*Records shown*:

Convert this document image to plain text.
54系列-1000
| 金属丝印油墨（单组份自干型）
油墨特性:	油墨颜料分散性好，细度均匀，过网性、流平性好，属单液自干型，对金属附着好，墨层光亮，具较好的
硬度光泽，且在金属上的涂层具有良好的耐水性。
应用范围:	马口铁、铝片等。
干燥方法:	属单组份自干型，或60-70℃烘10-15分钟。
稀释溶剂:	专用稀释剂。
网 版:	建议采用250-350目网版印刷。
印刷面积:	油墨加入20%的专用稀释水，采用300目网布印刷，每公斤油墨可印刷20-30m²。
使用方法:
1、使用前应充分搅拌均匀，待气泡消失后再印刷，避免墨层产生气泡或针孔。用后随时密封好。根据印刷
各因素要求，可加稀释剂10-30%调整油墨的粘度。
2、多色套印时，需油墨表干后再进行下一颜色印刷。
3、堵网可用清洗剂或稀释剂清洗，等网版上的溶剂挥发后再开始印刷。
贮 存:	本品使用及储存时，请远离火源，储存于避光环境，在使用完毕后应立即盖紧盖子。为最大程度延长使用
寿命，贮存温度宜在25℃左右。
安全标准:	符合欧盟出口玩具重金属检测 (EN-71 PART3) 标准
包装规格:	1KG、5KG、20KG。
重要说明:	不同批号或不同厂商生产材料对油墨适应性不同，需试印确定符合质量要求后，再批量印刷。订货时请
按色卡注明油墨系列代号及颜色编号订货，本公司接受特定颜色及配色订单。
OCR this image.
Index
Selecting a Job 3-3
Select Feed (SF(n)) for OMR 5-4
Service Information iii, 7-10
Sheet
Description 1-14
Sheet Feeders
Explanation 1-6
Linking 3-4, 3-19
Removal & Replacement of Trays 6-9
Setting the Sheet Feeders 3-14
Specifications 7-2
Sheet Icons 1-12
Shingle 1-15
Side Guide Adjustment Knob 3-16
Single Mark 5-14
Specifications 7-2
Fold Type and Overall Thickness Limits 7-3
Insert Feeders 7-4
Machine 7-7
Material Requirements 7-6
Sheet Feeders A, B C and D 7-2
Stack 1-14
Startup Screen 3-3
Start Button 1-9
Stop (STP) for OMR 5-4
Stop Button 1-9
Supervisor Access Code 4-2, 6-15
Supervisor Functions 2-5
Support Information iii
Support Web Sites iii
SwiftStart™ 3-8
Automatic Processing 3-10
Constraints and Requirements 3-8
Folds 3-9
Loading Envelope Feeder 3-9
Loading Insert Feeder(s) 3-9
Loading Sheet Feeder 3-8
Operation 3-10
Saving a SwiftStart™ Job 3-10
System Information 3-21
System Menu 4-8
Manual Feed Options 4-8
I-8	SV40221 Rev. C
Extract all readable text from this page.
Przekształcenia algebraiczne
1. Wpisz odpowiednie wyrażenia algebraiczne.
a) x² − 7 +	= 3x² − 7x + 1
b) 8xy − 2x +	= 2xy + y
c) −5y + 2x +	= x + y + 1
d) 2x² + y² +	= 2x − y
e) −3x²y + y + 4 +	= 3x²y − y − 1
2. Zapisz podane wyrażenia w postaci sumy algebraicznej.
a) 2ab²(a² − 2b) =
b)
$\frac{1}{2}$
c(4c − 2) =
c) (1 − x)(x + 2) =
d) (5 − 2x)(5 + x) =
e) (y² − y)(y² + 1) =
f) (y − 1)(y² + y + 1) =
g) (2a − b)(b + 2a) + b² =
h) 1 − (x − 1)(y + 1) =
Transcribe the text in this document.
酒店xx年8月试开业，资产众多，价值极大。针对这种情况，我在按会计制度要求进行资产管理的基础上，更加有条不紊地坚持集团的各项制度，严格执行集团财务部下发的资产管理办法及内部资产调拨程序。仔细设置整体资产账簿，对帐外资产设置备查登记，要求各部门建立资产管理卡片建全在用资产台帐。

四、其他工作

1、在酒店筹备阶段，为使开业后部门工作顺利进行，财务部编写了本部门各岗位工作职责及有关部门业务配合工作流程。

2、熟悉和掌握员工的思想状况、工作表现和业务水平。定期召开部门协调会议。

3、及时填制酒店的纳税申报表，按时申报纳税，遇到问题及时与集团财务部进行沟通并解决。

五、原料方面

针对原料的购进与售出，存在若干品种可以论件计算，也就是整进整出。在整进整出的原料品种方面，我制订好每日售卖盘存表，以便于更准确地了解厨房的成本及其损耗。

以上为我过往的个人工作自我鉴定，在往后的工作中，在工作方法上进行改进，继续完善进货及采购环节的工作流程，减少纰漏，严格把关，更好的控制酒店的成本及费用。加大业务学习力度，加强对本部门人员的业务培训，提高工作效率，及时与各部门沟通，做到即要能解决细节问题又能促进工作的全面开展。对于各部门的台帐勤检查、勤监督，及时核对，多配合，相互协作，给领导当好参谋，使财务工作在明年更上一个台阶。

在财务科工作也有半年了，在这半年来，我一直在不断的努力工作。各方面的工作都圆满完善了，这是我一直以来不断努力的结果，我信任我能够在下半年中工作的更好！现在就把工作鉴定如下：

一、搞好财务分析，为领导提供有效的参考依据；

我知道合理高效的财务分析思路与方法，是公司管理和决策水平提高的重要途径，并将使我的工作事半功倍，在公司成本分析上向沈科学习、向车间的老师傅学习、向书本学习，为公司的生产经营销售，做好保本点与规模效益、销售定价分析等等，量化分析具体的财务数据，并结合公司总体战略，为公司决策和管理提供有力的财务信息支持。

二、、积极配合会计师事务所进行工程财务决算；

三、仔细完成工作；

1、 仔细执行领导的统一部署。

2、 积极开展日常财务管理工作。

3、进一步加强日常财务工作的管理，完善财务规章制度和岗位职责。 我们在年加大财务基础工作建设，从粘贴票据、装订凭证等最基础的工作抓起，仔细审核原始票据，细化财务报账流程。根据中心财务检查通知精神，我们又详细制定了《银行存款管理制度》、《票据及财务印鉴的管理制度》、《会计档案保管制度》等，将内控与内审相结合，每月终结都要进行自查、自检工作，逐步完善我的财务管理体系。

*Job*: Reproduce the entries above in full by retyping them exactly.

*The solution*:
Convert this document image to plain text.
54系列-1000
| 金属丝印油墨（单组份自干型）
油墨特性:	油墨颜料分散性好，细度均匀，过网性、流平性好，属单液自干型，对金属附着好，墨层光亮，具较好的
硬度光泽，且在金属上的涂层具有良好的耐水性。
应用范围:	马口铁、铝片等。
干燥方法:	属单组份自干型，或60-70℃烘10-15分钟。
稀释溶剂:	专用稀释剂。
网 版:	建议采用250-350目网版印刷。
印刷面积:	油墨加入20%的专用稀释水，采用300目网布印刷，每公斤油墨可印刷20-30m²。
使用方法:
1、使用前应充分搅拌均匀，待气泡消失后再印刷，避免墨层产生气泡或针孔。用后随时密封好。根据印刷
各因素要求，可加稀释剂10-30%调整油墨的粘度。
2、多色套印时，需油墨表干后再进行下一颜色印刷。
3、堵网可用清洗剂或稀释剂清洗，等网版上的溶剂挥发后再开始印刷。
贮 存:	本品使用及储存时，请远离火源，储存于避光环境，在使用完毕后应立即盖紧盖子。为最大程度延长使用
寿命，贮存温度宜在25℃左右。
安全标准:	符合欧盟出口玩具重金属检测 (EN-71 PART3) 标准
包装规格:	1KG、5KG、20KG。
重要说明:	不同批号或不同厂商生产材料对油墨适应性不同，需试印确定符合质量要求后，再批量印刷。订货时请
按色卡注明油墨系列代号及颜色编号订货，本公司接受特定颜色及配色订单。
OCR this image.
Index
Selecting a Job 3-3
Select Feed (SF(n)) for OMR 5-4
Service Information iii, 7-10
Sheet
Description 1-14
Sheet Feeders
Explanation 1-6
Linking 3-4, 3-19
Removal & Replacement of Trays 6-9
Setting the Sheet Feeders 3-14
Specifications 7-2
Sheet Icons 1-12
Shingle 1-15
Side Guide Adjustment Knob 3-16
Single Mark 5-14
Specifications 7-2
Fold Type and Overall Thickness Limits 7-3
Insert Feeders 7-4
Machine 7-7
Material Requirements 7-6
Sheet Feeders A, B C and D 7-2
Stack 1-14
Startup Screen 3-3
Start Button 1-9
Stop (STP) for OMR 5-4
Stop Button 1-9
Supervisor Access Code 4-2, 6-15
Supervisor Functions 2-5
Support Information iii
Support Web Sites iii
SwiftStart™ 3-8
Automatic Processing 3-10
Constraints and Requirements 3-8
Folds 3-9
Loading Envelope Feeder 3-9
Loading Insert Feeder(s) 3-9
Loading Sheet Feeder 3-8
Operation 3-10
Saving a SwiftStart™ Job 3-10
System Information 3-21
System Menu 4-8
Manual Feed Options 4-8
I-8	SV40221 Rev. C
Extract all readable text from this page.
Przekształcenia algebraiczne
1. Wpisz odpowiednie wyrażenia algebraiczne.
a) x² − 7 +	= 3x² − 7x + 1
b) 8xy − 2x +	= 2xy + y
c) −5y + 2x +	= x + y + 1
d) 2x² + y² +	= 2x − y
e) −3x²y + y + 4 +	= 3x²y − y − 1
2. Zapisz podane wyrażenia w postaci sumy algebraicznej.
a) 2ab²(a² − 2b) =
b)
$\frac{1}{2}$
c(4c − 2) =
c) (1 − x)(x + 2) =
d) (5 − 2x)(5 + x) =
e) (y² − y)(y² + 1) =
f) (y − 1)(y² + y + 1) =
g) (2a − b)(b + 2a) + b² =
h) 1 − (x − 1)(y + 1) =
Transcribe the text in this document.
酒店xx年8月试开业，资产众多，价值极大。针对这种情况，我在按会计制度要求进行资产管理的基础上，更加有条不紊地坚持集团的各项制度，严格执行集团财务部下发的资产管理办法及内部资产调拨程序。仔细设置整体资产账簿，对帐外资产设置备查登记，要求各部门建立资产管理卡片建全在用资产台帐。

四、其他工作

1、在酒店筹备阶段，为使开业后部门工作顺利进行，财务部编写了本部门各岗位工作职责及有关部门业务配合工作流程。

2、熟悉和掌握员工的思想状况、工作表现和业务水平。定期召开部门协调会议。

3、及时填制酒店的纳税申报表，按时申报纳税，遇到问题及时与集团财务部进行沟通并解决。

五、原料方面

针对原料的购进与售出，存在若干品种可以论件计算，也就是整进整出。在整进整出的原料品种方面，我制订好每日售卖盘存表，以便于更准确地了解厨房的成本及其损耗。

以上为我过往的个人工作自我鉴定，在往后的工作中，在工作方法上进行改进，继续完善进货及采购环节的工作流程，减少纰漏，严格把关，更好的控制酒店的成本及费用。加大业务学习力度，加强对本部门人员的业务培训，提高工作效率，及时与各部门沟通，做到即要能解决细节问题又能促进工作的全面开展。对于各部门的台帐勤检查、勤监督，及时核对，多配合，相互协作，给领导当好参谋，使财务工作在明年更上一个台阶。

在财务科工作也有半年了，在这半年来，我一直在不断的努力工作。各方面的工作都圆满完善了，这是我一直以来不断努力的结果，我信任我能够在下半年中工作的更好！现在就把工作鉴定如下：

一、搞好财务分析，为领导提供有效的参考依据；

我知道合理高效的财务分析思路与方法，是公司管理和决策水平提高的重要途径，并将使我的工作事半功倍，在公司成本分析上向沈科学习、向车间的老师傅学习、向书本学习，为公司的生产经营销售，做好保本点与规模效益、销售定价分析等等，量化分析具体的财务数据，并结合公司总体战略，为公司决策和管理提供有力的财务信息支持。

二、、积极配合会计师事务所进行工程财务决算；

三、仔细完成工作；

1、 仔细执行领导的统一部署。

2、 积极开展日常财务管理工作。

3、进一步加强日常财务工作的管理，完善财务规章制度和岗位职责。 我们在年加大财务基础工作建设，从粘贴票据、装订凭证等最基础的工作抓起，仔细审核原始票据，细化财务报账流程。根据中心财务检查通知精神，我们又详细制定了《银行存款管理制度》、《票据及财务印鉴的管理制度》、《会计档案保管制度》等，将内控与内审相结合，每月终结都要进行自查、自检工作，逐步完善我的财务管理体系。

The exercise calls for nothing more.